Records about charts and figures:
----------------

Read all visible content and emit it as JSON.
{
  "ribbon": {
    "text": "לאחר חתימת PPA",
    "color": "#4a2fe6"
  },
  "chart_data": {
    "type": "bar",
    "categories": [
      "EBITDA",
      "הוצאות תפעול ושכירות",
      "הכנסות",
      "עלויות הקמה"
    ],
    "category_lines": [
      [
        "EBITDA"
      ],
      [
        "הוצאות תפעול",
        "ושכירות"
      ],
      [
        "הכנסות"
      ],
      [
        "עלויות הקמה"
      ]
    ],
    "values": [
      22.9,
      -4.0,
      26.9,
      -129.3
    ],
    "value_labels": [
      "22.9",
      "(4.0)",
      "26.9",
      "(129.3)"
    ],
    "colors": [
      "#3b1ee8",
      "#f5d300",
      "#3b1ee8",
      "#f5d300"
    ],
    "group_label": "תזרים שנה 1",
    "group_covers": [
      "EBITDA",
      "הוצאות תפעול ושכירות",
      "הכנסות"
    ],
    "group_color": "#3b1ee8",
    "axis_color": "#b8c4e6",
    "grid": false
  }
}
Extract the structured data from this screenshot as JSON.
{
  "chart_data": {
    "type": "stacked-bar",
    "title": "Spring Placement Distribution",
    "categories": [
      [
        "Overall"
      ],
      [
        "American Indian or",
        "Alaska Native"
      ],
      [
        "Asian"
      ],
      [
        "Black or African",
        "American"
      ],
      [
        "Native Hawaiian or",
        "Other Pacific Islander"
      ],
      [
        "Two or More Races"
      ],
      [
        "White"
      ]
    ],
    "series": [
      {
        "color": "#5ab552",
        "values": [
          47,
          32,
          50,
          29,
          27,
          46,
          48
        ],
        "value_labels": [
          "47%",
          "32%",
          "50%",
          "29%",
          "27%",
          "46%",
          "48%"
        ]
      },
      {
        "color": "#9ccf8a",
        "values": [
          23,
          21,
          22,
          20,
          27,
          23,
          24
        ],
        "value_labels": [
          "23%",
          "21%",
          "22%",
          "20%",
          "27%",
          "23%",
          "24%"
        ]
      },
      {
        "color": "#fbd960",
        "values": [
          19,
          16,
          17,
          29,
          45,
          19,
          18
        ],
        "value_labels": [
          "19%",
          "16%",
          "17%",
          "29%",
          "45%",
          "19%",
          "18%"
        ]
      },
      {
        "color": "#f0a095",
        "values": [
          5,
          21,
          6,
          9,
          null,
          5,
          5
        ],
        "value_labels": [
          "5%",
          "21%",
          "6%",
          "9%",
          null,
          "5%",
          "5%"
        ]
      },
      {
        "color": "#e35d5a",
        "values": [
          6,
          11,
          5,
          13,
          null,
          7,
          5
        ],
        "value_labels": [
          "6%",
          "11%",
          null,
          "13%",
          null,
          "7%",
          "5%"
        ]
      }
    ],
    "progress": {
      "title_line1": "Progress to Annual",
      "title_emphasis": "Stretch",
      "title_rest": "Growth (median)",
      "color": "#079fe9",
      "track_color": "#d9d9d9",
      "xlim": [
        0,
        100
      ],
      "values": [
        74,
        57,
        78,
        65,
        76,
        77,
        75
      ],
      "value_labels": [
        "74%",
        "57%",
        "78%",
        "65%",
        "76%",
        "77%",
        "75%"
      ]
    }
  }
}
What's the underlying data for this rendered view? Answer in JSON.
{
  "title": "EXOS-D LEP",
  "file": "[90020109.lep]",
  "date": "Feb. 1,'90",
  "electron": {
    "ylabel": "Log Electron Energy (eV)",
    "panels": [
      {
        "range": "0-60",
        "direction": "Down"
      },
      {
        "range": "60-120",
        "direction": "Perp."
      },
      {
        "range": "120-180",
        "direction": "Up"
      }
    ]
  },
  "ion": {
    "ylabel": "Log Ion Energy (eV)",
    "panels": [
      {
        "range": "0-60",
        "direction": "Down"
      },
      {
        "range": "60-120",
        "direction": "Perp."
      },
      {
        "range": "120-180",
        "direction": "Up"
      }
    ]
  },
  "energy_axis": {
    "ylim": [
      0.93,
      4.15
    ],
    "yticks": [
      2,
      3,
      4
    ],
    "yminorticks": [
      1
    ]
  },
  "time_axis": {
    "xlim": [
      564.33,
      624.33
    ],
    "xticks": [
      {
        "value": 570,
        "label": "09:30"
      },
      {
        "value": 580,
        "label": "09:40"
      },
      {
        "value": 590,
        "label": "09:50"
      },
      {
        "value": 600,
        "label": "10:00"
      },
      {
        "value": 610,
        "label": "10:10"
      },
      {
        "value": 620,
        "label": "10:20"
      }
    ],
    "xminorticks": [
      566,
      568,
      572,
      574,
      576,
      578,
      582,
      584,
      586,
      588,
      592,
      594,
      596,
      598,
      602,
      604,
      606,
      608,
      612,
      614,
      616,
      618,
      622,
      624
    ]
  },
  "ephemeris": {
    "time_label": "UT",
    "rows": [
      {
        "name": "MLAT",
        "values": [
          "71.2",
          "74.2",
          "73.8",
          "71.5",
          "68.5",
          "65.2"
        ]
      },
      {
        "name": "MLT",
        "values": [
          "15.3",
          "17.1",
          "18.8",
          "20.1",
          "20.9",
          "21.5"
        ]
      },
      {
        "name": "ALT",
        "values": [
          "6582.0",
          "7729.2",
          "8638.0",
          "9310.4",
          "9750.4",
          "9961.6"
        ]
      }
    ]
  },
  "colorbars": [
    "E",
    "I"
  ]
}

----------------

Work to complete:
Print every line of the records exactly. Omit nothing.

The response:
Read all visible content and emit it as JSON.
{
  "ribbon": {
    "text": "לאחר חתימת PPA",
    "color": "#4a2fe6"
  },
  "chart_data": {
    "type": "bar",
    "categories": [
      "EBITDA",
      "הוצאות תפעול ושכירות",
      "הכנסות",
      "עלויות הקמה"
    ],
    "category_lines": [
      [
        "EBITDA"
      ],
      [
        "הוצאות תפעול",
        "ושכירות"
      ],
      [
        "הכנסות"
      ],
      [
        "עלויות הקמה"
      ]
    ],
    "values": [
      22.9,
      -4.0,
      26.9,
      -129.3
    ],
    "value_labels": [
      "22.9",
      "(4.0)",
      "26.9",
      "(129.3)"
    ],
    "colors": [
      "#3b1ee8",
      "#f5d300",
      "#3b1ee8",
      "#f5d300"
    ],
    "group_label": "תזרים שנה 1",
    "group_covers": [
      "EBITDA",
      "הוצאות תפעול ושכירות",
      "הכנסות"
    ],
    "group_color": "#3b1ee8",
    "axis_color": "#b8c4e6",
    "grid": false
  }
}
Extract the structured data from this screenshot as JSON.
{
  "chart_data": {
    "type": "stacked-bar",
    "title": "Spring Placement Distribution",
    "categories": [
      [
        "Overall"
      ],
      [
        "American Indian or",
        "Alaska Native"
      ],
      [
        "Asian"
      ],
      [
        "Black or African",
        "American"
      ],
      [
        "Native Hawaiian or",
        "Other Pacific Islander"
      ],
      [
        "Two or More Races"
      ],
      [
        "White"
      ]
    ],
    "series": [
      {
        "color": "#5ab552",
        "values": [
          47,
          32,
          50,
          29,
          27,
          46,
          48
        ],
        "value_labels": [
          "47%",
          "32%",
          "50%",
          "29%",
          "27%",
          "46%",
          "48%"
        ]
      },
      {
        "color": "#9ccf8a",
        "values": [
          23,
          21,
          22,
          20,
          27,
          23,
          24
        ],
        "value_labels": [
          "23%",
          "21%",
          "22%",
          "20%",
          "27%",
          "23%",
          "24%"
        ]
      },
      {
        "color": "#fbd960",
        "values": [
          19,
          16,
          17,
          29,
          45,
          19,
          18
        ],
        "value_labels": [
          "19%",
          "16%",
          "17%",
          "29%",
          "45%",
          "19%",
          "18%"
        ]
      },
      {
        "color": "#f0a095",
        "values": [
          5,
          21,
          6,
          9,
          null,
          5,
          5
        ],
        "value_labels": [
          "5%",
          "21%",
          "6%",
          "9%",
          null,
          "5%",
          "5%"
        ]
      },
      {
        "color": "#e35d5a",
        "values": [
          6,
          11,
          5,
          13,
          null,
          7,
          5
        ],
        "value_labels": [
          "6%",
          "11%",
          null,
          "13%",
          null,
          "7%",
          "5%"
        ]
      }
    ],
    "progress": {
      "title_line1": "Progress to Annual",
      "title_emphasis": "Stretch",
      "title_rest": "Growth (median)",
      "color": "#079fe9",
      "track_color": "#d9d9d9",
      "xlim": [
        0,
        100
      ],
      "values": [
        74,
        57,
        78,
        65,
        76,
        77,
        75
      ],
      "value_labels": [
        "74%",
        "57%",
        "78%",
        "65%",
        "76%",
        "77%",
        "75%"
      ]
    }
  }
}
What's the underlying data for this rendered view? Answer in JSON.
{
  "title": "EXOS-D LEP",
  "file": "[90020109.lep]",
  "date": "Feb. 1,'90",
  "electron": {
    "ylabel": "Log Electron Energy (eV)",
    "panels": [
      {
        "range": "0-60",
        "direction": "Down"
      },
      {
        "range": "60-120",
        "direction": "Perp."
      },
      {
        "range": "120-180",
        "direction": "Up"
      }
    ]
  },
  "ion": {
    "ylabel": "Log Ion Energy (eV)",
    "panels": [
      {
        "range": "0-60",
        "direction": "Down"
      },
      {
        "range": "60-120",
        "direction": "Perp."
      },
      {
        "range": "120-180",
        "direction": "Up"
      }
    ]
  },
  "energy_axis": {
    "ylim": [
      0.93,
      4.15
    ],
    "yticks": [
      2,
      3,
      4
    ],
    "yminorticks": [
      1
    ]
  },
  "time_axis": {
    "xlim": [
      564.33,
      624.33
    ],
    "xticks": [
      {
        "value": 570,
        "label": "09:30"
      },
      {
        "value": 580,
        "label": "09:40"
      },
      {
        "value": 590,
        "label": "09:50"
      },
      {
        "value": 600,
        "label": "10:00"
      },
      {
        "value": 610,
        "label": "10:10"
      },
      {
        "value": 620,
        "label": "10:20"
      }
    ],
    "xminorticks": [
      566,
      568,
      572,
      574,
      576,
      578,
      582,
      584,
      586,
      588,
      592,
      594,
      596,
      598,
      602,
      604,
      606,
      608,
      612,
      614,
      616,
      618,
      622,
      624
    ]
  },
  "ephemeris": {
    "time_label": "UT",
    "rows": [
      {
        "name": "MLAT",
        "values": [
          "71.2",
          "74.2",
          "73.8",
          "71.5",
          "68.5",
          "65.2"
        ]
      },
      {
        "name": "MLT",
        "values": [
          "15.3",
          "17.1",
          "18.8",
          "20.1",
          "20.9",
          "21.5"
        ]
      },
      {
        "name": "ALT",
        "values": [
          "6582.0",
          "7729.2",
          "8638.0",
          "9310.4",
          "9750.4",
          "9961.6"
        ]
      }
    ]
  },
  "colorbars": [
    "E",
    "I"
  ]
}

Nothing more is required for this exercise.